▸ WHAT TO DO
Omit the pictures and return every entry exactly as written.

▸ DATA TO USE
════════════════

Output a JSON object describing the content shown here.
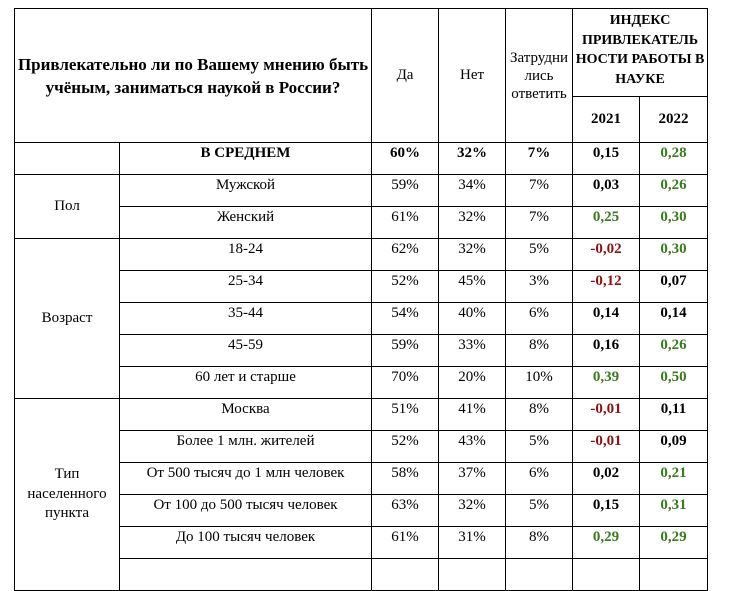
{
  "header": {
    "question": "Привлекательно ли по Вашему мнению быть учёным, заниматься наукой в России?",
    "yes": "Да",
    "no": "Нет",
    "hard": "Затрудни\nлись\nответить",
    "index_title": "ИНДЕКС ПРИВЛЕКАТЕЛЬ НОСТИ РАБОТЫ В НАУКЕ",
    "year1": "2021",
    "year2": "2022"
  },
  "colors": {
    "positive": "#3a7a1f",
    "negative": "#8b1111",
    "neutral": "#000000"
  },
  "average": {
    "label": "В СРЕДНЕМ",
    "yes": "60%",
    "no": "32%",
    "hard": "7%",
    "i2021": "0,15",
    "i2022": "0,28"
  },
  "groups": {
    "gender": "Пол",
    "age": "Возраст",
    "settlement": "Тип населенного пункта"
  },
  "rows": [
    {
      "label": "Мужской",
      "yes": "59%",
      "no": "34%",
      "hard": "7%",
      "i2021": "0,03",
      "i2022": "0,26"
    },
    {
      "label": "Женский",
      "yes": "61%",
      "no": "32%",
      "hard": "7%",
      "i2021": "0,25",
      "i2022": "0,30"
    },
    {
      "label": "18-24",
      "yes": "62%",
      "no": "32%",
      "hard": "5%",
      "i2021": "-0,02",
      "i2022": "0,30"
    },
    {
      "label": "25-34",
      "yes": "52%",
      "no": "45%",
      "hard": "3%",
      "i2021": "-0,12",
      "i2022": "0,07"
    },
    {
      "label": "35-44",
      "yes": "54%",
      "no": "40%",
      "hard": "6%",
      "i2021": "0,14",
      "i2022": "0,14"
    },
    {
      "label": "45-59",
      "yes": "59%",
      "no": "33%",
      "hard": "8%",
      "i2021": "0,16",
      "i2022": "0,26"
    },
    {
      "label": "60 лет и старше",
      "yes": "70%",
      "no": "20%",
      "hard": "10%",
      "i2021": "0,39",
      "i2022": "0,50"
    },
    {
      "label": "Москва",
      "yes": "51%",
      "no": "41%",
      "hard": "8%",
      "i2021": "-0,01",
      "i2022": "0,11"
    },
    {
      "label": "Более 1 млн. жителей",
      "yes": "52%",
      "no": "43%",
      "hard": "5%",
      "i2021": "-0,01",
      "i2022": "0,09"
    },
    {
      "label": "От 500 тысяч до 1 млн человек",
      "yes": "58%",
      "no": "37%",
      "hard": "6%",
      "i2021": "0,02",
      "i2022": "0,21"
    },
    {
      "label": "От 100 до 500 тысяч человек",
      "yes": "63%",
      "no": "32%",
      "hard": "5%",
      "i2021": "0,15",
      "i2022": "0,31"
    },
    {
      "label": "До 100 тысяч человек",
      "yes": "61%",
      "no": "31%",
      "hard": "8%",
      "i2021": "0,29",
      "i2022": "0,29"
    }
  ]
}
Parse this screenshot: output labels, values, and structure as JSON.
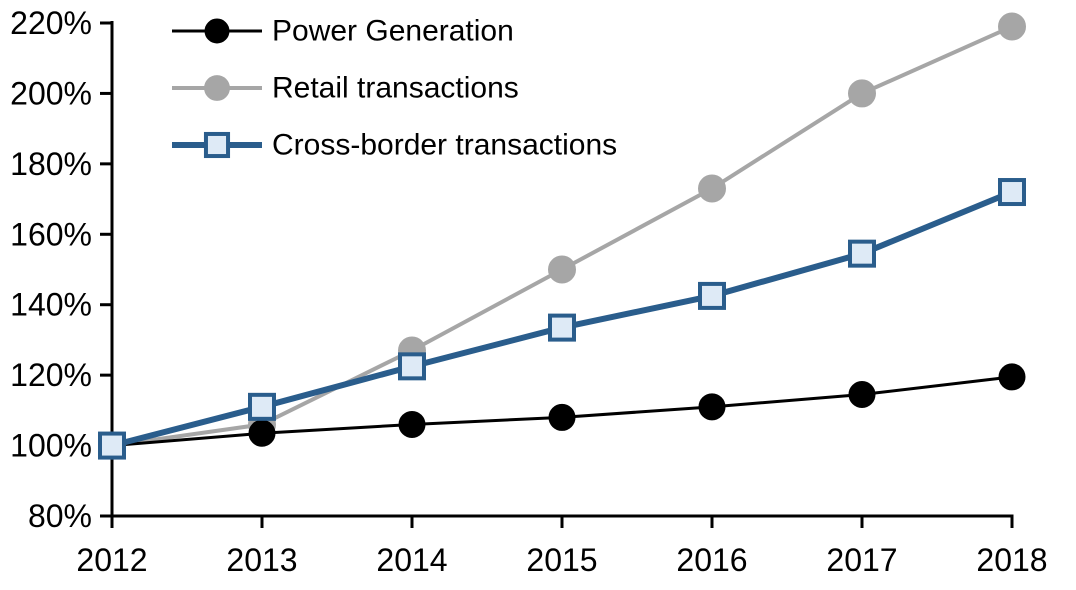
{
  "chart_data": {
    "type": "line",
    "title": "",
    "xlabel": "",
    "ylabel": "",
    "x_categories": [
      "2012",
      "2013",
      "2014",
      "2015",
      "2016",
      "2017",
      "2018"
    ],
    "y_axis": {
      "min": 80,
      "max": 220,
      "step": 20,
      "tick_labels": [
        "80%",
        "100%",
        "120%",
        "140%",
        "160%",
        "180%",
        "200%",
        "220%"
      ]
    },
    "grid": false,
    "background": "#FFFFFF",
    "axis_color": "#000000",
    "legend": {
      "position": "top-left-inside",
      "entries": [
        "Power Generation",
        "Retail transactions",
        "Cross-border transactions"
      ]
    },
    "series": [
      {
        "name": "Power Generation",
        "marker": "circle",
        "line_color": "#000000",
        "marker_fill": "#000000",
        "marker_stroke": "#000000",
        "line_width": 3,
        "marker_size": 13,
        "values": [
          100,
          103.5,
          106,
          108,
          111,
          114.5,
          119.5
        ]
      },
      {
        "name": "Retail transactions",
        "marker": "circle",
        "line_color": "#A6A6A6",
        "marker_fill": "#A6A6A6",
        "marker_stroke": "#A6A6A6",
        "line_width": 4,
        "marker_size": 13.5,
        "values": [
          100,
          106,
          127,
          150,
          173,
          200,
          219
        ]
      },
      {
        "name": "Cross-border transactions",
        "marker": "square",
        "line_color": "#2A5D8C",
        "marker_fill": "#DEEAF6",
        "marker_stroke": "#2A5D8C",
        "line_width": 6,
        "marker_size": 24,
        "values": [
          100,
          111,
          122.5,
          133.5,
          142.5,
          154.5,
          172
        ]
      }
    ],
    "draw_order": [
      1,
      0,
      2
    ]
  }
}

════════════════

▸ COMPLETE RESPONSE
Output a JSON object describing the content shown here.
{
  "header": {
    "question": "Привлекательно ли по Вашему мнению быть учёным, заниматься наукой в России?",
    "yes": "Да",
    "no": "Нет",
    "hard": "Затрудни\nлись\nответить",
    "index_title": "ИНДЕКС ПРИВЛЕКАТЕЛЬ НОСТИ РАБОТЫ В НАУКЕ",
    "year1": "2021",
    "year2": "2022"
  },
  "colors": {
    "positive": "#3a7a1f",
    "negative": "#8b1111",
    "neutral": "#000000"
  },
  "average": {
    "label": "В СРЕДНЕМ",
    "yes": "60%",
    "no": "32%",
    "hard": "7%",
    "i2021": "0,15",
    "i2022": "0,28"
  },
  "groups": {
    "gender": "Пол",
    "age": "Возраст",
    "settlement": "Тип населенного пункта"
  },
  "rows": [
    {
      "label": "Мужской",
      "yes": "59%",
      "no": "34%",
      "hard": "7%",
      "i2021": "0,03",
      "i2022": "0,26"
    },
    {
      "label": "Женский",
      "yes": "61%",
      "no": "32%",
      "hard": "7%",
      "i2021": "0,25",
      "i2022": "0,30"
    },
    {
      "label": "18-24",
      "yes": "62%",
      "no": "32%",
      "hard": "5%",
      "i2021": "-0,02",
      "i2022": "0,30"
    },
    {
      "label": "25-34",
      "yes": "52%",
      "no": "45%",
      "hard": "3%",
      "i2021": "-0,12",
      "i2022": "0,07"
    },
    {
      "label": "35-44",
      "yes": "54%",
      "no": "40%",
      "hard": "6%",
      "i2021": "0,14",
      "i2022": "0,14"
    },
    {
      "label": "45-59",
      "yes": "59%",
      "no": "33%",
      "hard": "8%",
      "i2021": "0,16",
      "i2022": "0,26"
    },
    {
      "label": "60 лет и старше",
      "yes": "70%",
      "no": "20%",
      "hard": "10%",
      "i2021": "0,39",
      "i2022": "0,50"
    },
    {
      "label": "Москва",
      "yes": "51%",
      "no": "41%",
      "hard": "8%",
      "i2021": "-0,01",
      "i2022": "0,11"
    },
    {
      "label": "Более 1 млн. жителей",
      "yes": "52%",
      "no": "43%",
      "hard": "5%",
      "i2021": "-0,01",
      "i2022": "0,09"
    },
    {
      "label": "От 500 тысяч до 1 млн человек",
      "yes": "58%",
      "no": "37%",
      "hard": "6%",
      "i2021": "0,02",
      "i2022": "0,21"
    },
    {
      "label": "От 100 до 500 тысяч человек",
      "yes": "63%",
      "no": "32%",
      "hard": "5%",
      "i2021": "0,15",
      "i2022": "0,31"
    },
    {
      "label": "До 100 тысяч человек",
      "yes": "61%",
      "no": "31%",
      "hard": "8%",
      "i2021": "0,29",
      "i2022": "0,29"
    }
  ]
}
Parse this screenshot: output labels, values, and structure as JSON.
{
  "chart_data": {
    "type": "line",
    "title": "",
    "xlabel": "",
    "ylabel": "",
    "x_categories": [
      "2012",
      "2013",
      "2014",
      "2015",
      "2016",
      "2017",
      "2018"
    ],
    "y_axis": {
      "min": 80,
      "max": 220,
      "step": 20,
      "tick_labels": [
        "80%",
        "100%",
        "120%",
        "140%",
        "160%",
        "180%",
        "200%",
        "220%"
      ]
    },
    "grid": false,
    "background": "#FFFFFF",
    "axis_color": "#000000",
    "legend": {
      "position": "top-left-inside",
      "entries": [
        "Power Generation",
        "Retail transactions",
        "Cross-border transactions"
      ]
    },
    "series": [
      {
        "name": "Power Generation",
        "marker": "circle",
        "line_color": "#000000",
        "marker_fill": "#000000",
        "marker_stroke": "#000000",
        "line_width": 3,
        "marker_size": 13,
        "values": [
          100,
          103.5,
          106,
          108,
          111,
          114.5,
          119.5
        ]
      },
      {
        "name": "Retail transactions",
        "marker": "circle",
        "line_color": "#A6A6A6",
        "marker_fill": "#A6A6A6",
        "marker_stroke": "#A6A6A6",
        "line_width": 4,
        "marker_size": 13.5,
        "values": [
          100,
          106,
          127,
          150,
          173,
          200,
          219
        ]
      },
      {
        "name": "Cross-border transactions",
        "marker": "square",
        "line_color": "#2A5D8C",
        "marker_fill": "#DEEAF6",
        "marker_stroke": "#2A5D8C",
        "line_width": 6,
        "marker_size": 24,
        "values": [
          100,
          111,
          122.5,
          133.5,
          142.5,
          154.5,
          172
        ]
      }
    ],
    "draw_order": [
      1,
      0,
      2
    ]
  }
}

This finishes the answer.